§ WORK REQUIRED: Gather every line from the entries below that includes "elementlari".
Start of PROVIDED RECORDS
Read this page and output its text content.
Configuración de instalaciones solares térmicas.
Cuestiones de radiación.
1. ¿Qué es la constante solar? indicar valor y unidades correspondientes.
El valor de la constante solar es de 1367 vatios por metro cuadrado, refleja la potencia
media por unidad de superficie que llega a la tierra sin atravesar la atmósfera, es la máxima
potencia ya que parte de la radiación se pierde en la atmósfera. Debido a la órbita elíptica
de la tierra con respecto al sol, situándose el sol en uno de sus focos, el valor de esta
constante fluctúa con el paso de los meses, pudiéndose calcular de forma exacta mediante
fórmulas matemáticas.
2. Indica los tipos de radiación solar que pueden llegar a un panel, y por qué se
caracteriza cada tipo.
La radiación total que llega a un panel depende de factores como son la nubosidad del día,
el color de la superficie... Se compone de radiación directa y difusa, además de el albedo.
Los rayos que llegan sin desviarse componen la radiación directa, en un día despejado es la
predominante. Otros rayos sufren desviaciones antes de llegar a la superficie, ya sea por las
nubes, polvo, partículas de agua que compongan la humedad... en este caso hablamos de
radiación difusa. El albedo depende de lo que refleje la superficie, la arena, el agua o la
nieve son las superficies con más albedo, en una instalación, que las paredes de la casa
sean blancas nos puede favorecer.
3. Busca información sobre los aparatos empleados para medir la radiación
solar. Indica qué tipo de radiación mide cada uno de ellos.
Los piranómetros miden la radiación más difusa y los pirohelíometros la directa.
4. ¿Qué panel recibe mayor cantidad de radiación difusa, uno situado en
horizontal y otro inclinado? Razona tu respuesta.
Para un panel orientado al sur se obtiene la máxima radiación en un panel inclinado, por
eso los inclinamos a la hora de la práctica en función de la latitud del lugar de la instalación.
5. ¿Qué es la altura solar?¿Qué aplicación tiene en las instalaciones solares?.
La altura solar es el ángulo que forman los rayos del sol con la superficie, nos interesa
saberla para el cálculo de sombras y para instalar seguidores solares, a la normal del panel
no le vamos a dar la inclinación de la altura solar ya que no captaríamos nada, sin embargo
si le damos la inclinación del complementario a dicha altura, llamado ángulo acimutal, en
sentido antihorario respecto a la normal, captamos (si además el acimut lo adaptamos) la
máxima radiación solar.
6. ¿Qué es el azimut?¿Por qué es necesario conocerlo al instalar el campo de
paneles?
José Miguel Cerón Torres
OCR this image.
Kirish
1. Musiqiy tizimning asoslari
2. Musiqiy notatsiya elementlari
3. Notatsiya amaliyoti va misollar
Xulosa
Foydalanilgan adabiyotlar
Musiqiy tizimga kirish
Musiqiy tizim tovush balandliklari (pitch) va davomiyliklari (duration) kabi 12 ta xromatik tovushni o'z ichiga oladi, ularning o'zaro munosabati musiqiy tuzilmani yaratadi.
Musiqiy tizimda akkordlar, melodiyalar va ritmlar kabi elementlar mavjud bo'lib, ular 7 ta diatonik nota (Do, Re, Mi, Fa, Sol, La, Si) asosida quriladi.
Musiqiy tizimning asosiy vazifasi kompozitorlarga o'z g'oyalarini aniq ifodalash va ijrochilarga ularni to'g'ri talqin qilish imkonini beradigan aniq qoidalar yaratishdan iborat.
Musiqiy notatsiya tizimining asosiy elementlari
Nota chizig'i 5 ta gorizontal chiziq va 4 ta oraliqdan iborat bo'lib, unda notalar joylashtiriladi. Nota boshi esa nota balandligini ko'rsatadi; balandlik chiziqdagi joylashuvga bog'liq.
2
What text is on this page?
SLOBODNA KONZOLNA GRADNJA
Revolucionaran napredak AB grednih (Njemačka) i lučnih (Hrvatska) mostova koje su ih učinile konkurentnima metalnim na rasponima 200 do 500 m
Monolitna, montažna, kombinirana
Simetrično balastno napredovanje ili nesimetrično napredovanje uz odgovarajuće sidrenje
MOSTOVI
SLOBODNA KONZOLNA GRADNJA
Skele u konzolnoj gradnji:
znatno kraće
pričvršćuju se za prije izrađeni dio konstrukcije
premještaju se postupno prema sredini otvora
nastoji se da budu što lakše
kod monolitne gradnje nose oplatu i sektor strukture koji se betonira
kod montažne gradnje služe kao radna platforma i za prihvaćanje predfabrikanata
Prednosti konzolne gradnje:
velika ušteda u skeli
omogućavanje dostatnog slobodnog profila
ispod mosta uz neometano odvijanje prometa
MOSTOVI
End of PROVIDED RECORDS
§ SOLUTION TO THIS EXERCISE:
2. Musiqiy notatsiya elementlari
Musiqiy notatsiya tizimining asosiy elementlari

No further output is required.